● **YOUR OBJECTIVE**: Single out the lines that include the word "true". Copy them.

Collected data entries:
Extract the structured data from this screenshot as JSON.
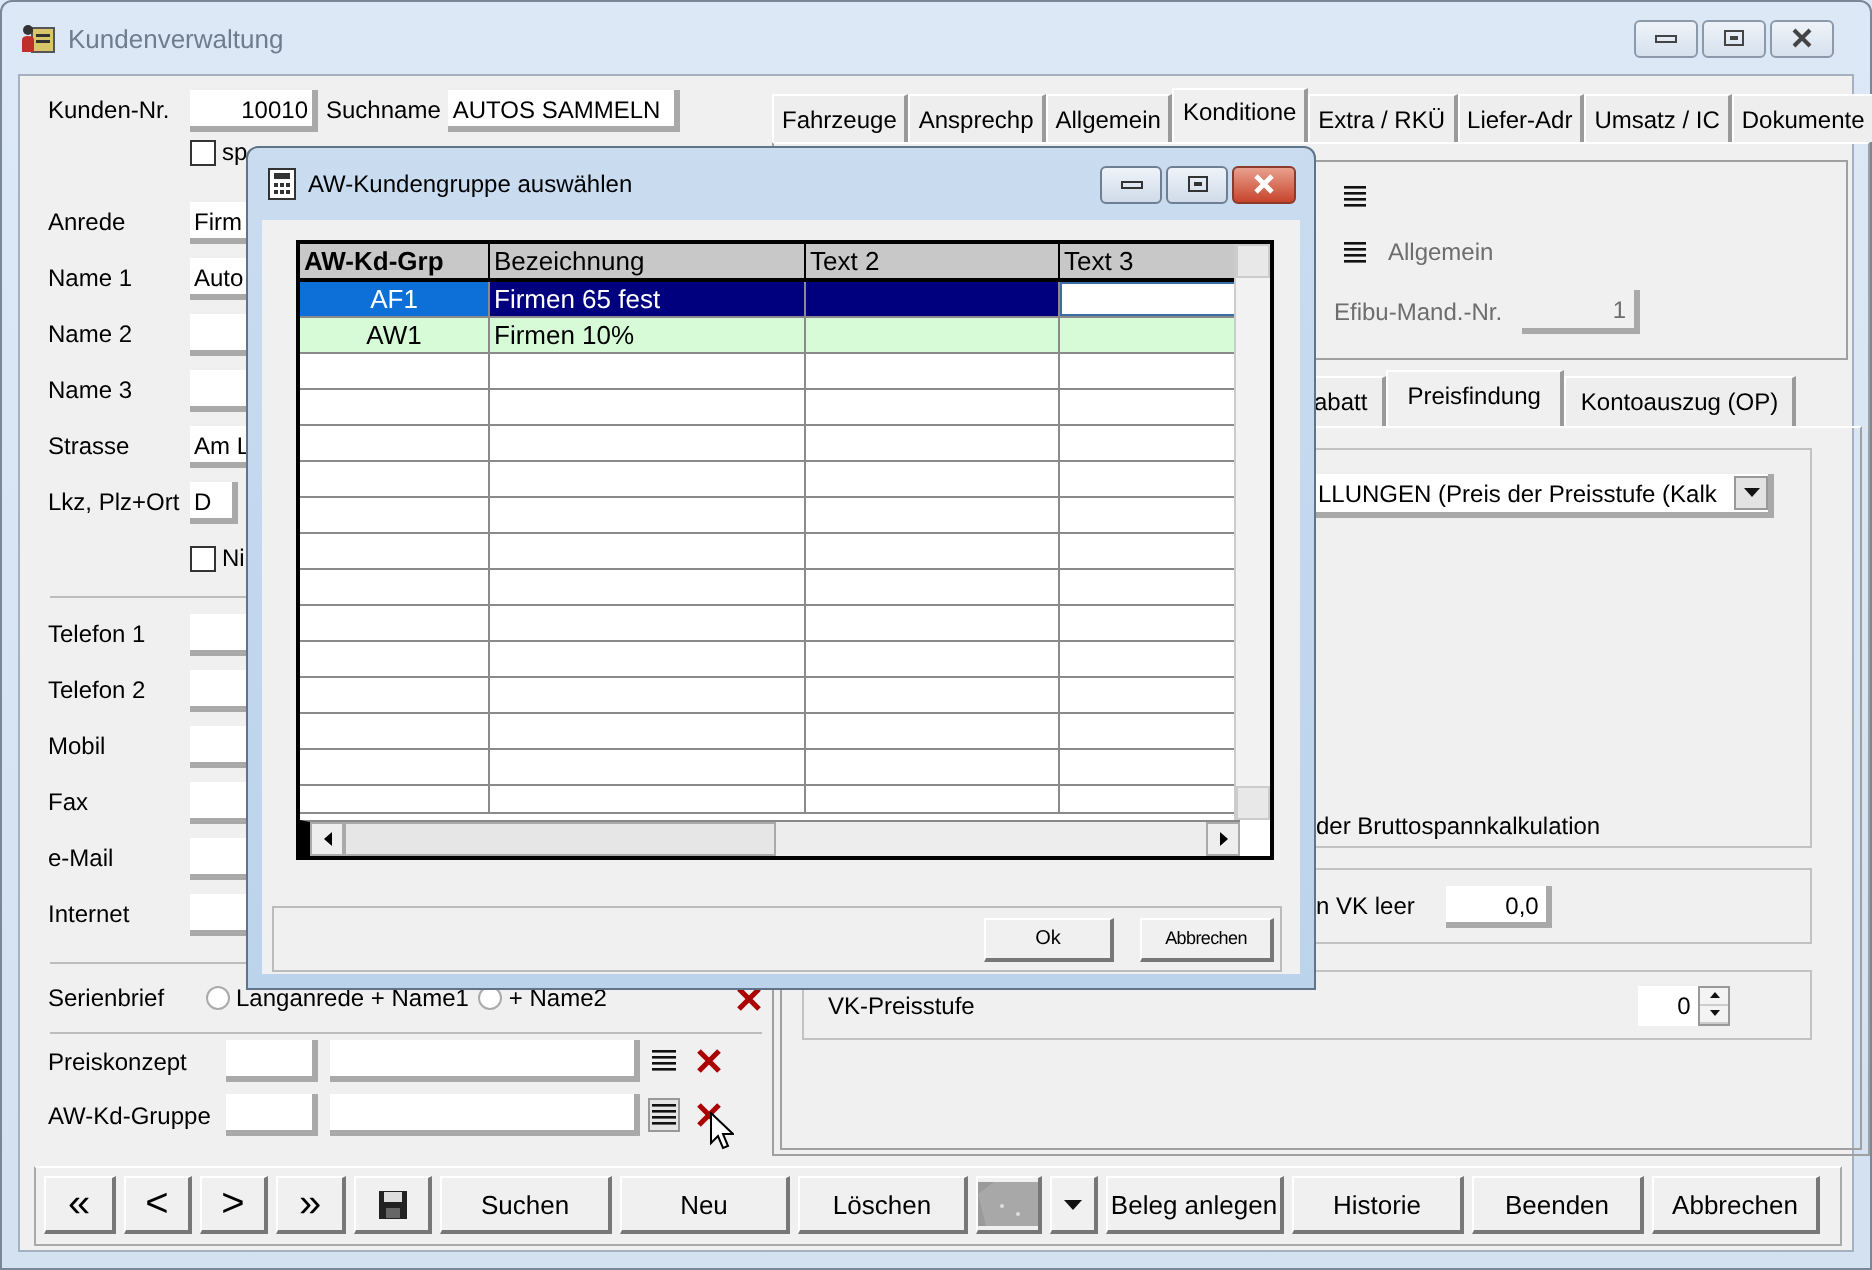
{
  "window": {
    "title": "Kundenverwaltung"
  },
  "header": {
    "kunden_nr_label": "Kunden-Nr.",
    "kunden_nr": "10010",
    "suchname_label": "Suchname",
    "suchname": "AUTOS SAMMELN",
    "checkbox": {
      "label": "sp",
      "checked": false
    }
  },
  "address_fields": [
    {
      "label": "Anrede",
      "value": "Firm",
      "kind": "text"
    },
    {
      "label": "Name 1",
      "value": "Auto",
      "kind": "text"
    },
    {
      "label": "Name 2",
      "kind": "text"
    },
    {
      "label": "Name 3",
      "kind": "text"
    },
    {
      "label": "Strasse",
      "value": "Am L",
      "kind": "text"
    },
    {
      "label": "Lkz, Plz+Ort",
      "value": "D",
      "kind": "country"
    }
  ],
  "address_checkbox": {
    "label": "Ni",
    "checked": false
  },
  "contact_fields": [
    {
      "label": "Telefon 1"
    },
    {
      "label": "Telefon 2"
    },
    {
      "label": "Mobil"
    },
    {
      "label": "Fax"
    },
    {
      "label": "e-Mail"
    },
    {
      "label": "Internet"
    }
  ],
  "serienbrief": {
    "label": "Serienbrief",
    "options": [
      {
        "label": "Langanrede + Name1",
        "selected": false
      },
      {
        "label": "+ Name2",
        "selected": false
      }
    ]
  },
  "lookups": [
    {
      "label": "Preiskonzept",
      "hovered": false
    },
    {
      "label": "AW-Kd-Gruppe",
      "hovered": true
    }
  ],
  "tabs": [
    {
      "label": "Fahrzeuge",
      "selected": false
    },
    {
      "label": "Ansprechp",
      "selected": false
    },
    {
      "label": "Allgemein",
      "selected": false
    },
    {
      "label": "Konditione",
      "selected": true
    },
    {
      "label": "Extra / RKÜ",
      "selected": false
    },
    {
      "label": "Liefer-Adr",
      "selected": false
    },
    {
      "label": "Umsatz / IC",
      "selected": false
    },
    {
      "label": "Dokumente",
      "selected": false
    }
  ],
  "konditionen": {
    "allgemein": "Allgemein",
    "efibu_label": "Efibu-Mand.-Nr.",
    "efibu": "1"
  },
  "subtabs": [
    {
      "label": "abatt",
      "selected": false
    },
    {
      "label": "Preisfindung",
      "selected": true
    },
    {
      "label": "Kontoauszug (OP)",
      "selected": false
    }
  ],
  "preisfindung": {
    "dropdown": "LLUNGEN (Preis der Preisstufe (Kalk",
    "note": "der Bruttospannkalkulation",
    "vk_label": "n VK leer",
    "vk_value": "0,0",
    "stufe_label": "VK-Preisstufe",
    "stufe_value": "0"
  },
  "toolbar": [
    {
      "kind": "text",
      "label": "«"
    },
    {
      "kind": "text",
      "label": "<"
    },
    {
      "kind": "text",
      "label": ">"
    },
    {
      "kind": "text",
      "label": "»"
    },
    {
      "kind": "save"
    },
    {
      "kind": "text",
      "label": "Suchen"
    },
    {
      "kind": "text",
      "label": "Neu"
    },
    {
      "kind": "text",
      "label": "Löschen"
    },
    {
      "kind": "image"
    },
    {
      "kind": "dropdown"
    },
    {
      "kind": "text",
      "label": "Beleg anlegen"
    },
    {
      "kind": "text",
      "label": "Historie"
    },
    {
      "kind": "text",
      "label": "Beenden"
    },
    {
      "kind": "text",
      "label": "Abbrechen"
    }
  ],
  "dialog": {
    "title": "AW-Kundengruppe auswählen",
    "columns": [
      "AW-Kd-Grp",
      "Bezeichnung",
      "Text 2",
      "Text 3"
    ],
    "rows": [
      {
        "cells": [
          "AF1",
          "Firmen 65 fest"
        ],
        "selected": true,
        "marked": false
      },
      {
        "cells": [
          "AW1",
          "Firmen 10%"
        ],
        "selected": false,
        "marked": true
      }
    ],
    "buttons": [
      "Ok",
      "Abbrechen"
    ]
  }
}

● **SOLUTION TO THE EXERCISE**:
      "hovered": true
      "selected": true
      "selected": true
        "selected": true,
        "marked": true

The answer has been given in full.